▶ [WRITTEN EXERCISE]: Locate the string "significant" throughout the material and copy every line in which it occurs.

▶ [GIVEN DATA]:
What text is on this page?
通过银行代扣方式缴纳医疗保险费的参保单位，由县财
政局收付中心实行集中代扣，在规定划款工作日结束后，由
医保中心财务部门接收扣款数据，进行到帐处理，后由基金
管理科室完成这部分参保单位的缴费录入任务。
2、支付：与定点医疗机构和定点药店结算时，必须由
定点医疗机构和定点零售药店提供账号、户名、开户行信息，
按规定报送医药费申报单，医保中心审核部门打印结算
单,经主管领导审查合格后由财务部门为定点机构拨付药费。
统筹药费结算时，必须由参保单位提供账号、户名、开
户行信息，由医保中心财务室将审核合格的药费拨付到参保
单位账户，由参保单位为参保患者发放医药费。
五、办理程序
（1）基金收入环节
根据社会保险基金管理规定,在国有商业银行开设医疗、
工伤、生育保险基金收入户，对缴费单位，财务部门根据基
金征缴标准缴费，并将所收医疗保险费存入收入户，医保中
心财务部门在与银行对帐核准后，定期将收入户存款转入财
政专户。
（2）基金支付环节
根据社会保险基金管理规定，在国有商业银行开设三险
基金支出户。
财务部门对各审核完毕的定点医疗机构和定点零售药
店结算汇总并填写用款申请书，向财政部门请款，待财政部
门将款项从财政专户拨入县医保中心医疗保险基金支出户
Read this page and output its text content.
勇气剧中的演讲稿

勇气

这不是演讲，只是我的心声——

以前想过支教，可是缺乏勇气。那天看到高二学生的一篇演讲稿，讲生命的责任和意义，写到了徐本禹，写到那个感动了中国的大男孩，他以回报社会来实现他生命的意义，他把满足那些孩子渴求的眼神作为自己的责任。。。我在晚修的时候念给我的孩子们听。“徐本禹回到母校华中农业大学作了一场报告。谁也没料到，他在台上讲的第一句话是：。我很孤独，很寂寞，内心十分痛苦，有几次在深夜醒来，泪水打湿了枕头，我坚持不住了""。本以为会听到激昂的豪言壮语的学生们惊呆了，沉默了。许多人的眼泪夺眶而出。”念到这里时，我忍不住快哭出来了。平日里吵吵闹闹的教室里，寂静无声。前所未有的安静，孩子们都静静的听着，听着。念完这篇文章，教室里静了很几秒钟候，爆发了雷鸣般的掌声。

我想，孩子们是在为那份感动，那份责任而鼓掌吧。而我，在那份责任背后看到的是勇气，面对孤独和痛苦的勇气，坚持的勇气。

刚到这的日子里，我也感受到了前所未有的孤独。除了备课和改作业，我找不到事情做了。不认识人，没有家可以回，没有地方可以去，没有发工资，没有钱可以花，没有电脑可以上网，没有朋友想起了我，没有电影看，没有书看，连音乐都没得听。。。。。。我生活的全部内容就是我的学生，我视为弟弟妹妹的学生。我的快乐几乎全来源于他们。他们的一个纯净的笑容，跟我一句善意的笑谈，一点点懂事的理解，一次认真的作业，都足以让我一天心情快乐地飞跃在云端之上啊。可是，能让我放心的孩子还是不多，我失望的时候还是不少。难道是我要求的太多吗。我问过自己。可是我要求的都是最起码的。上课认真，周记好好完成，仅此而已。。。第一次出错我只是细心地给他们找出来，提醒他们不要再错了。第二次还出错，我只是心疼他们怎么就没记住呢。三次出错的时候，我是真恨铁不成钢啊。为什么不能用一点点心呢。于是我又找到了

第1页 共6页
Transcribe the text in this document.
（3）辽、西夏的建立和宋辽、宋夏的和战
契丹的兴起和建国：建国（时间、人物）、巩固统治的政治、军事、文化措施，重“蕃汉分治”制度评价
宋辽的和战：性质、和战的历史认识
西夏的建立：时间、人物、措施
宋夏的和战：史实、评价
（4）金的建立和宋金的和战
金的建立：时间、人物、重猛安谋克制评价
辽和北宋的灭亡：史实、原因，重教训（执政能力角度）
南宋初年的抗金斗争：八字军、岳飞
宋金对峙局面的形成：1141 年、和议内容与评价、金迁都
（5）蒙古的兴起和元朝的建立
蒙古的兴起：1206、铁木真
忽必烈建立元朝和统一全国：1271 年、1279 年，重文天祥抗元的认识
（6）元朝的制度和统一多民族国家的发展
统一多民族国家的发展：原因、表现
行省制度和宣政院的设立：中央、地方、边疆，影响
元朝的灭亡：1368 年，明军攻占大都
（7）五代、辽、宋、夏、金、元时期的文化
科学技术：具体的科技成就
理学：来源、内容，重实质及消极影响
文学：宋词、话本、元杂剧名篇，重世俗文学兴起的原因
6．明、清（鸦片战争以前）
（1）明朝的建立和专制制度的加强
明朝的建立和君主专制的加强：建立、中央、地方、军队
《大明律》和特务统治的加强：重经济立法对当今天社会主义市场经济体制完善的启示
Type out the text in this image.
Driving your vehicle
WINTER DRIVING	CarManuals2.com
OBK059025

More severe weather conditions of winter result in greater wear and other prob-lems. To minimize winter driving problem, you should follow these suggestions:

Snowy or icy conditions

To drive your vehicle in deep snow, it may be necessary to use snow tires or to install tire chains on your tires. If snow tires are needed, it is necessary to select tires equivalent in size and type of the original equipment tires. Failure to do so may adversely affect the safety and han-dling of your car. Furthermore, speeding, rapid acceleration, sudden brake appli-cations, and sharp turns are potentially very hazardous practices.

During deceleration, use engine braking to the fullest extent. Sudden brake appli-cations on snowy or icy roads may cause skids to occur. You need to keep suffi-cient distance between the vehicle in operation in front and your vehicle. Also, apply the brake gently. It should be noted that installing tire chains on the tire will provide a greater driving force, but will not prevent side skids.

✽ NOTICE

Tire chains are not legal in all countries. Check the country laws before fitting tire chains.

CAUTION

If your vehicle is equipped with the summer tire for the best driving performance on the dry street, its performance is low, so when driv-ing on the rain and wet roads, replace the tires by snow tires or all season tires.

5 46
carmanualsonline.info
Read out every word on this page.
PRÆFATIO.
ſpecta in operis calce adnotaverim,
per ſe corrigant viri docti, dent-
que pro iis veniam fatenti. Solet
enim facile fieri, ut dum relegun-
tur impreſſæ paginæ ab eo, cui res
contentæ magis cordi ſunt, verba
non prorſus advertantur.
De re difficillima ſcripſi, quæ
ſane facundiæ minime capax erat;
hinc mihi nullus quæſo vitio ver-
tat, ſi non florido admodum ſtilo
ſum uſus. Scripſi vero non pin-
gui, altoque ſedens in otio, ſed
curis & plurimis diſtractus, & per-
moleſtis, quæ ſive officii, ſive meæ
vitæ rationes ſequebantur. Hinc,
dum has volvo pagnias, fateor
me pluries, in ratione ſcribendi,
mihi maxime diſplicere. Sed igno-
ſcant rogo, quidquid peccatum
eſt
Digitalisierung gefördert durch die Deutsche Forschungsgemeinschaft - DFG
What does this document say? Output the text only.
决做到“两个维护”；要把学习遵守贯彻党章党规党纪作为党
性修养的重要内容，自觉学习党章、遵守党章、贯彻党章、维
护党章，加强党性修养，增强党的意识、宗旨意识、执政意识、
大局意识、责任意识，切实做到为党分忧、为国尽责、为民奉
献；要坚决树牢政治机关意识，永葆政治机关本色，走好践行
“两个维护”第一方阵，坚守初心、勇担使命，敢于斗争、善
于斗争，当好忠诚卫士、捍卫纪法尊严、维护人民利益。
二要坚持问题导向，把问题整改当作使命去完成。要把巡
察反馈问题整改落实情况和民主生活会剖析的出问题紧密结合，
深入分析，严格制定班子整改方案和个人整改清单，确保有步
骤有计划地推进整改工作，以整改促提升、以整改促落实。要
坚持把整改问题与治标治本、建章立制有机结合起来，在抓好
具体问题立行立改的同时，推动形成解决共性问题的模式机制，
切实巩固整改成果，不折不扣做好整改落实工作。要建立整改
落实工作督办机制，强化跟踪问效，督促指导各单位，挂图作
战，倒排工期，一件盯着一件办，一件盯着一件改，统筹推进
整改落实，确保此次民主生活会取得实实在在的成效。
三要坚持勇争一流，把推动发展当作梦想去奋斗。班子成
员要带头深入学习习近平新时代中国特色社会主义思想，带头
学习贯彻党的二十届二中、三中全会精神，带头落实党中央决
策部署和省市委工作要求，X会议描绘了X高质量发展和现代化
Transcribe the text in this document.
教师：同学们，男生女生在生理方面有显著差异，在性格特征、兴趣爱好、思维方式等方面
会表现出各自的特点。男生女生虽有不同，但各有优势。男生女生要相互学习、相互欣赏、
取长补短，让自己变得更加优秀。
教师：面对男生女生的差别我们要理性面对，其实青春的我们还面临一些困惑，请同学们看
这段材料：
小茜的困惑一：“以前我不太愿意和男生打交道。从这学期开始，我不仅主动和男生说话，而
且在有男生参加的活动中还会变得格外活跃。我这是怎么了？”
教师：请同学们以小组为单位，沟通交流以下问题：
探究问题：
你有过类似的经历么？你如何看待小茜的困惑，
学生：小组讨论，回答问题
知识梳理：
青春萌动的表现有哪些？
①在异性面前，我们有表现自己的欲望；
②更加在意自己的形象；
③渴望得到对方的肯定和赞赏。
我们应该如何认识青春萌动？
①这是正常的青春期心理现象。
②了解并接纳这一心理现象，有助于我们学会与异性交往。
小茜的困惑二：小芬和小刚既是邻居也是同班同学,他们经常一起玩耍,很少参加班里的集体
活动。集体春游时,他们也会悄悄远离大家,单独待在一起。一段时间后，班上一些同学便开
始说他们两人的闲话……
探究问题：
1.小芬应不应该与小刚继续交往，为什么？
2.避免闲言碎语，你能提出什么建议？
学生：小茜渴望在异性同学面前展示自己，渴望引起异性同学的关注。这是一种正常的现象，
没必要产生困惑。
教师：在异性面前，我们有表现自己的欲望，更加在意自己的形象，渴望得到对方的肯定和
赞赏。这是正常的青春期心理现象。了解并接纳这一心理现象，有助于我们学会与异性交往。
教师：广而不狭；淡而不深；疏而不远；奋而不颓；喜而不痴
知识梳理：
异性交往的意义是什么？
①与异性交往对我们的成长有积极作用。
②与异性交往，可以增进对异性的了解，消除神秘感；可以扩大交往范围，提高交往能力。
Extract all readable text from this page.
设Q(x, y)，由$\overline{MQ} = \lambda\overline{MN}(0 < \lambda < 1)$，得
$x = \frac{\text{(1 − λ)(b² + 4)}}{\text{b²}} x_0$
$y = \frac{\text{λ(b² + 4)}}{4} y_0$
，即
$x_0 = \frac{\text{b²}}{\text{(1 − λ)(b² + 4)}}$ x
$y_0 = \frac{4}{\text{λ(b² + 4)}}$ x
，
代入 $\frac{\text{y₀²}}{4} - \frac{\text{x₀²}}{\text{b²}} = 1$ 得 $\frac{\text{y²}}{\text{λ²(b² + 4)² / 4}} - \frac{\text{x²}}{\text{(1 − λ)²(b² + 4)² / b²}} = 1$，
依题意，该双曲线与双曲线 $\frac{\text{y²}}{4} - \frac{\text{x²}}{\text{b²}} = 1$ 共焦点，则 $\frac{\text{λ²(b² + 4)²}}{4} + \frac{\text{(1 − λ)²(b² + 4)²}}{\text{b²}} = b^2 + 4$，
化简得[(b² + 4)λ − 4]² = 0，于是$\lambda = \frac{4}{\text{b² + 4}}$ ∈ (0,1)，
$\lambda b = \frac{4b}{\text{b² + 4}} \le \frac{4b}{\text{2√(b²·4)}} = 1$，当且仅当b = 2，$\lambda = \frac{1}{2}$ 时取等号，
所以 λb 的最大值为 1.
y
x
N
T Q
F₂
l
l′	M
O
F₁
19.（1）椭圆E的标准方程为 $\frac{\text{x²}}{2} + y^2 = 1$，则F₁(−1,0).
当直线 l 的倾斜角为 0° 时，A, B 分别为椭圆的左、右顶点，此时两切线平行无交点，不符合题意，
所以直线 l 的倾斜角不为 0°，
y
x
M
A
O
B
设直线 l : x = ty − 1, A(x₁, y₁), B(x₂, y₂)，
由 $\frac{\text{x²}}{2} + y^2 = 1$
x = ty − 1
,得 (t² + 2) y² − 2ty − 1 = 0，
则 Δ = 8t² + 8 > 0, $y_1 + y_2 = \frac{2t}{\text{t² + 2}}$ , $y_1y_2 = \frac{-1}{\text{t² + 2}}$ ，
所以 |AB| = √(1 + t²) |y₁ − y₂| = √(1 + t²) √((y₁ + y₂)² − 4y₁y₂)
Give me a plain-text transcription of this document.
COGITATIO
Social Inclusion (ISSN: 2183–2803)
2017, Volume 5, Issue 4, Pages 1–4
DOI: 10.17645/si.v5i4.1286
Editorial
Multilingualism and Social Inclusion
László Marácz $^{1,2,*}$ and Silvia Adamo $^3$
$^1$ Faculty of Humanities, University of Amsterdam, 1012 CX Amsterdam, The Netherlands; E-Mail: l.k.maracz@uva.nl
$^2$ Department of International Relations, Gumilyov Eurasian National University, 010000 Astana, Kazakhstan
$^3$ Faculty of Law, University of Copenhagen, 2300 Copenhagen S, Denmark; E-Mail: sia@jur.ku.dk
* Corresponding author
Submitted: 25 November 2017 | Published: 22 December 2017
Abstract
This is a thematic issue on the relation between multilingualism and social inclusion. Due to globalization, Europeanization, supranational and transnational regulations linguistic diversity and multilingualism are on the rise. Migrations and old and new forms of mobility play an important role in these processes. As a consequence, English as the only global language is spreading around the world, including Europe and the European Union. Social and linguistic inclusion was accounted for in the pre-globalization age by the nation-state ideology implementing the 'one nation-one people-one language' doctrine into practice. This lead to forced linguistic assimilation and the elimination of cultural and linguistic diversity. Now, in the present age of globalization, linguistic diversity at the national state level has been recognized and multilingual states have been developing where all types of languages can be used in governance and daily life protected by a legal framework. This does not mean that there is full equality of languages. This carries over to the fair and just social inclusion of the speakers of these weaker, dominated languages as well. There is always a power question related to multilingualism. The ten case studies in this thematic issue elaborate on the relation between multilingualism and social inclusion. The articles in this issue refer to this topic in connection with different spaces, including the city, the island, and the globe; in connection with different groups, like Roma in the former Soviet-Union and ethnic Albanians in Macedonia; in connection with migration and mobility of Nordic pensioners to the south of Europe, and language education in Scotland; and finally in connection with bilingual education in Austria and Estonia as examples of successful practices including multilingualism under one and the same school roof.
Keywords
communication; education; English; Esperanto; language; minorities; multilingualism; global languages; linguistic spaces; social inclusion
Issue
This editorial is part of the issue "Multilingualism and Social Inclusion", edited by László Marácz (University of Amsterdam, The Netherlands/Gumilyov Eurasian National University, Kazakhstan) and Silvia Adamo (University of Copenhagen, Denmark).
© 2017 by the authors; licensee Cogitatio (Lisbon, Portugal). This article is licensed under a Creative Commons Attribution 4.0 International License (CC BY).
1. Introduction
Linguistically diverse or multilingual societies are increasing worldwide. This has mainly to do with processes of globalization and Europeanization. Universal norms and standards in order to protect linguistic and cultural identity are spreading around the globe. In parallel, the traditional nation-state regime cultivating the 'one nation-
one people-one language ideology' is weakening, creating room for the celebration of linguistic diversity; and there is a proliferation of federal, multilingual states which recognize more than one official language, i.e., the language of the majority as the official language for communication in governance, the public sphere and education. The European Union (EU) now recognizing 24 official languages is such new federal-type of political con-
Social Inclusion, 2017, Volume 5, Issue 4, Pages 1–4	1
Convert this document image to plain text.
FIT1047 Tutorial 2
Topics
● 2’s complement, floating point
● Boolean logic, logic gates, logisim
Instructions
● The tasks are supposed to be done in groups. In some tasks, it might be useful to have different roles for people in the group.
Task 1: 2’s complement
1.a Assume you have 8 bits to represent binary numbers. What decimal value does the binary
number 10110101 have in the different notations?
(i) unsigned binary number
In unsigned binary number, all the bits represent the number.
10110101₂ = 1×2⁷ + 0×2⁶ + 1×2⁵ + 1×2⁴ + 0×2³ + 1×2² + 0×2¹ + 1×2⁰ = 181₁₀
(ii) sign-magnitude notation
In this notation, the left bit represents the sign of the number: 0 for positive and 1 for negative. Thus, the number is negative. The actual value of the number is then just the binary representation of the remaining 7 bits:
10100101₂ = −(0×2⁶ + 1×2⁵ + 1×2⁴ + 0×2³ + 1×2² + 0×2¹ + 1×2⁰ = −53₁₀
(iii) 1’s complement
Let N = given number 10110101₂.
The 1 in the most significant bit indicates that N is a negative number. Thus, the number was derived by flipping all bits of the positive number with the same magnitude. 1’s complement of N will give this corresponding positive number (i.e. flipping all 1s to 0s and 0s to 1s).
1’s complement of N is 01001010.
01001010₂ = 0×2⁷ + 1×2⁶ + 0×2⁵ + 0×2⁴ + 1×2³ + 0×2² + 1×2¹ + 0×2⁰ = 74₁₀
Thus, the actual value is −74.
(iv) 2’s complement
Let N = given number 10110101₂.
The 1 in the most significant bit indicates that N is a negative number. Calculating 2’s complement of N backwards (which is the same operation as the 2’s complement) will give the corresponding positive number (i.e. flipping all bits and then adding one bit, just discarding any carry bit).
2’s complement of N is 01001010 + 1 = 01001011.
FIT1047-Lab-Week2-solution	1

▶ [OUTPUT]:
The 1 in the most significant bit indicates that N is a negative number. Thus, the number was derived by flipping all bits of the positive number with the same magnitude. 1’s complement of N will give this corresponding positive number (i.e. flipping all 1s to 0s and 0s to 1s).
The 1 in the most significant bit indicates that N is a negative number. Calculating 2’s complement of N backwards (which is the same operation as the 2’s complement) will give the corresponding positive number (i.e. flipping all bits and then adding one bit, just discarding any carry bit).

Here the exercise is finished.